# start of Records to process

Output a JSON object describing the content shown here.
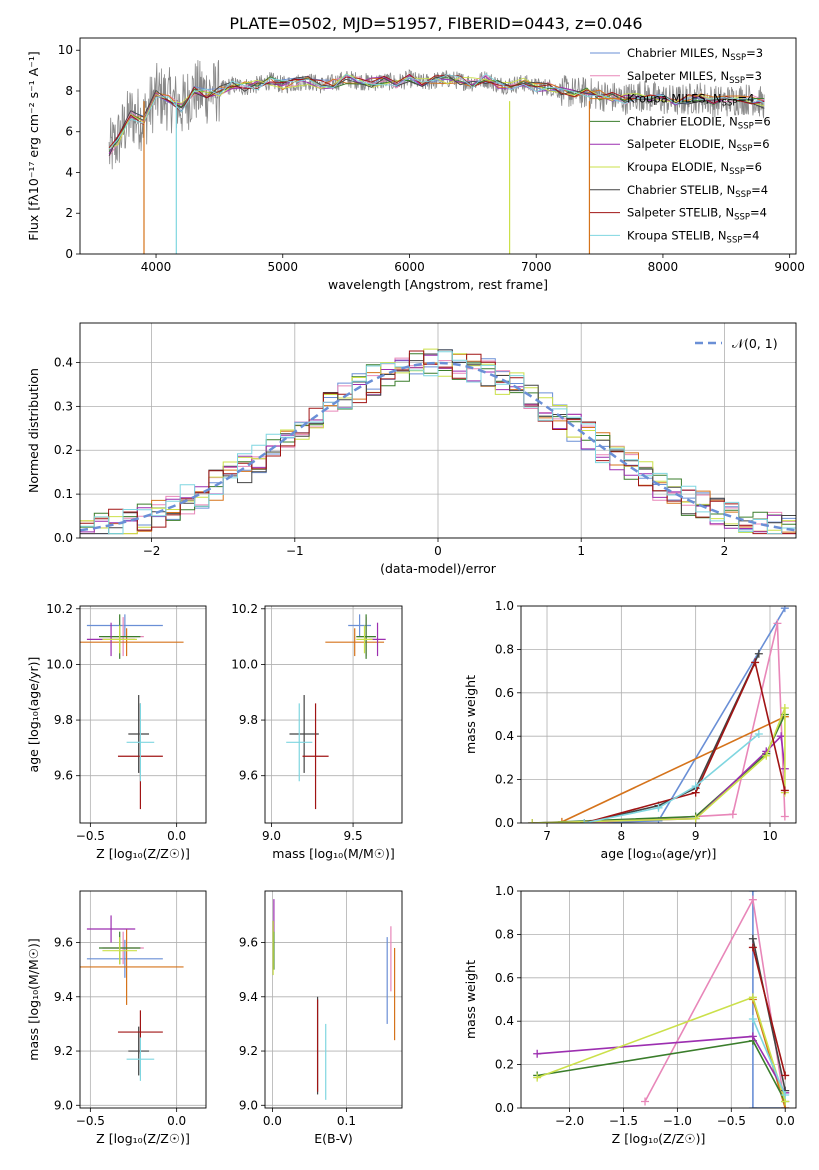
{
  "title": "PLATE=0502, MJD=51957, FIBERID=0443, z=0.046",
  "colors": [
    "#6a8fd6",
    "#e887b9",
    "#d5731b",
    "#3a7d2b",
    "#9c2fb0",
    "#cbe04a",
    "#444444",
    "#a01414",
    "#7fd6e0"
  ],
  "legend_spec": [
    {
      "label": "Chabrier MILES, N",
      "sub": "SSP",
      "tail": "=3"
    },
    {
      "label": "Salpeter MILES, N",
      "sub": "SSP",
      "tail": "=3"
    },
    {
      "label": "Kroupa MILES, N",
      "sub": "SSP",
      "tail": "=4"
    },
    {
      "label": "Chabrier ELODIE, N",
      "sub": "SSP",
      "tail": "=6"
    },
    {
      "label": "Salpeter ELODIE, N",
      "sub": "SSP",
      "tail": "=6"
    },
    {
      "label": "Kroupa ELODIE, N",
      "sub": "SSP",
      "tail": "=6"
    },
    {
      "label": "Chabrier STELIB, N",
      "sub": "SSP",
      "tail": "=4"
    },
    {
      "label": "Salpeter STELIB, N",
      "sub": "SSP",
      "tail": "=4"
    },
    {
      "label": "Kroupa STELIB, N",
      "sub": "SSP",
      "tail": "=4"
    }
  ],
  "chart_data": [
    {
      "id": "spectrum",
      "type": "line",
      "xlabel": "wavelength [Angstrom, rest frame]",
      "ylabel": "Flux [fλ10⁻¹⁷ erg cm⁻² s⁻¹ A⁻¹]",
      "xlim": [
        3400,
        9050
      ],
      "ylim": [
        0,
        10.6
      ],
      "xticks": [
        4000,
        5000,
        6000,
        7000,
        8000,
        9000
      ],
      "yticks": [
        0,
        2,
        4,
        6,
        8,
        10
      ],
      "data_series": {
        "name": "data",
        "color": "#888888",
        "x": [
          3630,
          3700,
          3800,
          3900,
          4000,
          4100,
          4200,
          4300,
          4400,
          4500,
          4600,
          4700,
          4800,
          4900,
          5000,
          5100,
          5200,
          5300,
          5400,
          5500,
          5600,
          5700,
          5800,
          5900,
          6000,
          6100,
          6200,
          6300,
          6400,
          6500,
          6600,
          6700,
          6800,
          6900,
          7000,
          7100,
          7200,
          7300,
          7400,
          7500,
          7600,
          7700,
          7800,
          7900,
          8000,
          8100,
          8200,
          8300,
          8400,
          8500,
          8600,
          8700,
          8800
        ],
        "y": [
          5.0,
          5.6,
          6.8,
          6.6,
          7.8,
          7.6,
          7.2,
          8.0,
          7.9,
          8.0,
          8.3,
          8.2,
          8.3,
          8.5,
          8.3,
          8.4,
          8.5,
          8.3,
          8.4,
          8.6,
          8.5,
          8.4,
          8.5,
          8.4,
          8.6,
          8.4,
          8.5,
          8.6,
          8.5,
          8.4,
          8.6,
          8.3,
          8.3,
          8.4,
          8.2,
          8.2,
          8.0,
          7.9,
          7.9,
          7.8,
          7.7,
          7.6,
          7.8,
          7.7,
          7.6,
          7.5,
          7.6,
          7.7,
          7.5,
          7.5,
          7.6,
          7.6,
          7.4
        ]
      }
    },
    {
      "id": "residual-histogram",
      "type": "line",
      "xlabel": "(data-model)/error",
      "ylabel": "Normed distribution",
      "xlim": [
        -2.5,
        2.5
      ],
      "ylim": [
        0,
        0.49
      ],
      "xticks": [
        -2,
        -1,
        0,
        1,
        2
      ],
      "yticks": [
        0.0,
        0.1,
        0.2,
        0.3,
        0.4
      ],
      "series": [
        {
          "name": "𝒩(0, 1)",
          "color": "#6a8fd6",
          "style": "dashed",
          "mu": 0,
          "sigma": 1
        }
      ]
    },
    {
      "id": "age-vs-Z",
      "type": "scatter",
      "xlabel": "Z [log₁₀(Z/Z☉)]",
      "ylabel": "age  [log₁₀(age/yr)]",
      "xlim": [
        -0.56,
        0.17
      ],
      "ylim": [
        9.43,
        10.21
      ],
      "xticks": [
        -0.5,
        0.0
      ],
      "yticks": [
        9.6,
        9.8,
        10.0,
        10.2
      ],
      "points": [
        {
          "x": -0.3,
          "y": 10.14,
          "xerr": 0.22,
          "yerr": 0.04,
          "color": "#6a8fd6"
        },
        {
          "x": -0.31,
          "y": 10.1,
          "xerr": 0.12,
          "yerr": 0.07,
          "color": "#e887b9"
        },
        {
          "x": -0.29,
          "y": 10.08,
          "xerr": 0.33,
          "yerr": 0.05,
          "color": "#d5731b"
        },
        {
          "x": -0.33,
          "y": 10.1,
          "xerr": 0.12,
          "yerr": 0.08,
          "color": "#3a7d2b"
        },
        {
          "x": -0.38,
          "y": 10.09,
          "xerr": 0.14,
          "yerr": 0.06,
          "color": "#9c2fb0"
        },
        {
          "x": -0.33,
          "y": 10.09,
          "xerr": 0.1,
          "yerr": 0.05,
          "color": "#cbe04a"
        },
        {
          "x": -0.22,
          "y": 9.75,
          "xerr": 0.06,
          "yerr": 0.14,
          "color": "#444444"
        },
        {
          "x": -0.21,
          "y": 9.67,
          "xerr": 0.13,
          "yerr": 0.19,
          "color": "#a01414"
        },
        {
          "x": -0.21,
          "y": 9.72,
          "xerr": 0.08,
          "yerr": 0.14,
          "color": "#7fd6e0"
        }
      ]
    },
    {
      "id": "age-vs-mass",
      "type": "scatter",
      "xlabel": "mass [log₁₀(M/M☉)]",
      "ylabel": "",
      "xlim": [
        8.96,
        9.8
      ],
      "ylim": [
        9.43,
        10.21
      ],
      "xticks": [
        9.0,
        9.5
      ],
      "yticks": [
        9.6,
        9.8,
        10.0,
        10.2
      ],
      "points": [
        {
          "x": 9.54,
          "y": 10.14,
          "xerr": 0.07,
          "yerr": 0.04,
          "color": "#6a8fd6"
        },
        {
          "x": 9.58,
          "y": 10.1,
          "xerr": 0.06,
          "yerr": 0.07,
          "color": "#e887b9"
        },
        {
          "x": 9.51,
          "y": 10.08,
          "xerr": 0.18,
          "yerr": 0.05,
          "color": "#d5731b"
        },
        {
          "x": 9.58,
          "y": 10.1,
          "xerr": 0.06,
          "yerr": 0.08,
          "color": "#3a7d2b"
        },
        {
          "x": 9.65,
          "y": 10.09,
          "xerr": 0.05,
          "yerr": 0.06,
          "color": "#9c2fb0"
        },
        {
          "x": 9.57,
          "y": 10.09,
          "xerr": 0.05,
          "yerr": 0.05,
          "color": "#cbe04a"
        },
        {
          "x": 9.2,
          "y": 9.75,
          "xerr": 0.09,
          "yerr": 0.14,
          "color": "#444444"
        },
        {
          "x": 9.27,
          "y": 9.67,
          "xerr": 0.08,
          "yerr": 0.19,
          "color": "#a01414"
        },
        {
          "x": 9.17,
          "y": 9.72,
          "xerr": 0.08,
          "yerr": 0.14,
          "color": "#7fd6e0"
        }
      ]
    },
    {
      "id": "massweight-vs-age",
      "type": "line",
      "xlabel": "age  [log₁₀(age/yr)]",
      "ylabel": "mass weight",
      "xlim": [
        6.65,
        10.35
      ],
      "ylim": [
        0,
        1.0
      ],
      "xticks": [
        7,
        8,
        9,
        10
      ],
      "yticks": [
        0.0,
        0.2,
        0.4,
        0.6,
        0.8,
        1.0
      ],
      "series": [
        {
          "color": "#6a8fd6",
          "x": [
            7.5,
            8.5,
            10.2
          ],
          "y": [
            0.0,
            0.01,
            0.99
          ]
        },
        {
          "color": "#e887b9",
          "x": [
            7.5,
            9.5,
            10.1,
            10.2
          ],
          "y": [
            0.0,
            0.04,
            0.92,
            0.03
          ]
        },
        {
          "color": "#d5731b",
          "x": [
            7.2,
            10.2
          ],
          "y": [
            0.005,
            0.49
          ]
        },
        {
          "color": "#3a7d2b",
          "x": [
            6.8,
            9.0,
            9.95,
            10.2
          ],
          "y": [
            0.0,
            0.03,
            0.32,
            0.5
          ]
        },
        {
          "color": "#9c2fb0",
          "x": [
            6.8,
            9.0,
            9.95,
            10.15,
            10.2
          ],
          "y": [
            0.0,
            0.02,
            0.33,
            0.4,
            0.25
          ]
        },
        {
          "color": "#cbe04a",
          "x": [
            6.8,
            9.0,
            9.95,
            10.2,
            10.2
          ],
          "y": [
            0.0,
            0.02,
            0.31,
            0.53,
            0.14
          ]
        },
        {
          "color": "#444444",
          "x": [
            7.5,
            8.5,
            9.0,
            9.85
          ],
          "y": [
            0.0,
            0.08,
            0.16,
            0.78
          ]
        },
        {
          "color": "#a01414",
          "x": [
            7.5,
            9.0,
            9.8,
            10.2
          ],
          "y": [
            0.0,
            0.14,
            0.74,
            0.15
          ]
        },
        {
          "color": "#7fd6e0",
          "x": [
            7.5,
            8.5,
            9.0,
            9.85
          ],
          "y": [
            0.0,
            0.07,
            0.17,
            0.41
          ]
        }
      ]
    },
    {
      "id": "mass-vs-Z",
      "type": "scatter",
      "xlabel": "Z [log₁₀(Z/Z☉)]",
      "ylabel": "mass [log₁₀(M/M☉)]",
      "xlim": [
        -0.56,
        0.17
      ],
      "ylim": [
        8.99,
        9.79
      ],
      "xticks": [
        -0.5,
        0.0
      ],
      "yticks": [
        9.0,
        9.2,
        9.4,
        9.6
      ],
      "points": [
        {
          "x": -0.3,
          "y": 9.54,
          "xerr": 0.22,
          "yerr": 0.07,
          "color": "#6a8fd6"
        },
        {
          "x": -0.31,
          "y": 9.58,
          "xerr": 0.12,
          "yerr": 0.06,
          "color": "#e887b9"
        },
        {
          "x": -0.29,
          "y": 9.51,
          "xerr": 0.33,
          "yerr": 0.14,
          "color": "#d5731b"
        },
        {
          "x": -0.33,
          "y": 9.58,
          "xerr": 0.12,
          "yerr": 0.06,
          "color": "#3a7d2b"
        },
        {
          "x": -0.38,
          "y": 9.65,
          "xerr": 0.14,
          "yerr": 0.05,
          "color": "#9c2fb0"
        },
        {
          "x": -0.33,
          "y": 9.57,
          "xerr": 0.1,
          "yerr": 0.05,
          "color": "#cbe04a"
        },
        {
          "x": -0.22,
          "y": 9.2,
          "xerr": 0.06,
          "yerr": 0.09,
          "color": "#444444"
        },
        {
          "x": -0.21,
          "y": 9.27,
          "xerr": 0.13,
          "yerr": 0.08,
          "color": "#a01414"
        },
        {
          "x": -0.21,
          "y": 9.17,
          "xerr": 0.08,
          "yerr": 0.08,
          "color": "#7fd6e0"
        }
      ]
    },
    {
      "id": "mass-vs-EBV",
      "type": "scatter",
      "xlabel": "E(B-V)",
      "ylabel": "",
      "xlim": [
        -0.01,
        0.175
      ],
      "ylim": [
        8.99,
        9.79
      ],
      "xticks": [
        0.0,
        0.1
      ],
      "yticks": [
        9.0,
        9.2,
        9.4,
        9.6
      ],
      "points": [
        {
          "x": 0.155,
          "y": 9.46,
          "xerr": 0.0,
          "yerr": 0.16,
          "color": "#6a8fd6"
        },
        {
          "x": 0.16,
          "y": 9.54,
          "xerr": 0.0,
          "yerr": 0.12,
          "color": "#e887b9"
        },
        {
          "x": 0.165,
          "y": 9.41,
          "xerr": 0.0,
          "yerr": 0.17,
          "color": "#d5731b"
        },
        {
          "x": 0.002,
          "y": 9.58,
          "xerr": 0.0,
          "yerr": 0.08,
          "color": "#3a7d2b"
        },
        {
          "x": 0.002,
          "y": 9.7,
          "xerr": 0.0,
          "yerr": 0.06,
          "color": "#9c2fb0"
        },
        {
          "x": 0.001,
          "y": 9.58,
          "xerr": 0.0,
          "yerr": 0.1,
          "color": "#cbe04a"
        },
        {
          "x": 0.061,
          "y": 9.22,
          "xerr": 0.0,
          "yerr": 0.18,
          "color": "#444444"
        },
        {
          "x": 0.061,
          "y": 9.22,
          "xerr": 0.0,
          "yerr": 0.17,
          "color": "#a01414"
        },
        {
          "x": 0.072,
          "y": 9.16,
          "xerr": 0.0,
          "yerr": 0.14,
          "color": "#7fd6e0"
        }
      ]
    },
    {
      "id": "massweight-vs-Z",
      "type": "line",
      "xlabel": "Z [log₁₀(Z/Z☉)]",
      "ylabel": "mass weight",
      "xlim": [
        -2.45,
        0.1
      ],
      "ylim": [
        0,
        1.0
      ],
      "xticks": [
        -2.0,
        -1.5,
        -1.0,
        -0.5,
        0.0
      ],
      "yticks": [
        0.0,
        0.2,
        0.4,
        0.6,
        0.8,
        1.0
      ],
      "series": [
        {
          "color": "#6a8fd6",
          "x": [
            -0.3,
            -0.3,
            0.0
          ],
          "y": [
            1.0,
            0.0,
            0.0
          ]
        },
        {
          "color": "#e887b9",
          "x": [
            -1.3,
            -0.3,
            0.0
          ],
          "y": [
            0.03,
            0.96,
            0.0
          ]
        },
        {
          "color": "#d5731b",
          "x": [
            -0.3,
            0.0
          ],
          "y": [
            0.5,
            0.0
          ]
        },
        {
          "color": "#3a7d2b",
          "x": [
            -2.3,
            -0.3,
            0.0
          ],
          "y": [
            0.15,
            0.31,
            0.03
          ]
        },
        {
          "color": "#9c2fb0",
          "x": [
            -2.3,
            -0.3,
            0.0
          ],
          "y": [
            0.25,
            0.33,
            0.07
          ]
        },
        {
          "color": "#cbe04a",
          "x": [
            -2.3,
            -0.3,
            0.0
          ],
          "y": [
            0.14,
            0.51,
            0.03
          ]
        },
        {
          "color": "#444444",
          "x": [
            -0.3,
            0.0
          ],
          "y": [
            0.78,
            0.08
          ]
        },
        {
          "color": "#a01414",
          "x": [
            -0.3,
            0.0
          ],
          "y": [
            0.74,
            0.15
          ]
        },
        {
          "color": "#7fd6e0",
          "x": [
            -0.3,
            0.0
          ],
          "y": [
            0.41,
            0.06
          ]
        }
      ]
    }
  ]
}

# end of Records to process

Each line that has the word "ylabel" should be copied.

      "ylabel": "Flux [fλ10⁻¹⁷ erg cm⁻² s⁻¹ A⁻¹]",
      "ylabel": "Normed distribution",
      "ylabel": "age  [log₁₀(age/yr)]",
      "ylabel": "",
      "ylabel": "mass weight",
      "ylabel": "mass [log₁₀(M/M☉)]",
      "ylabel": "",
      "ylabel": "mass weight",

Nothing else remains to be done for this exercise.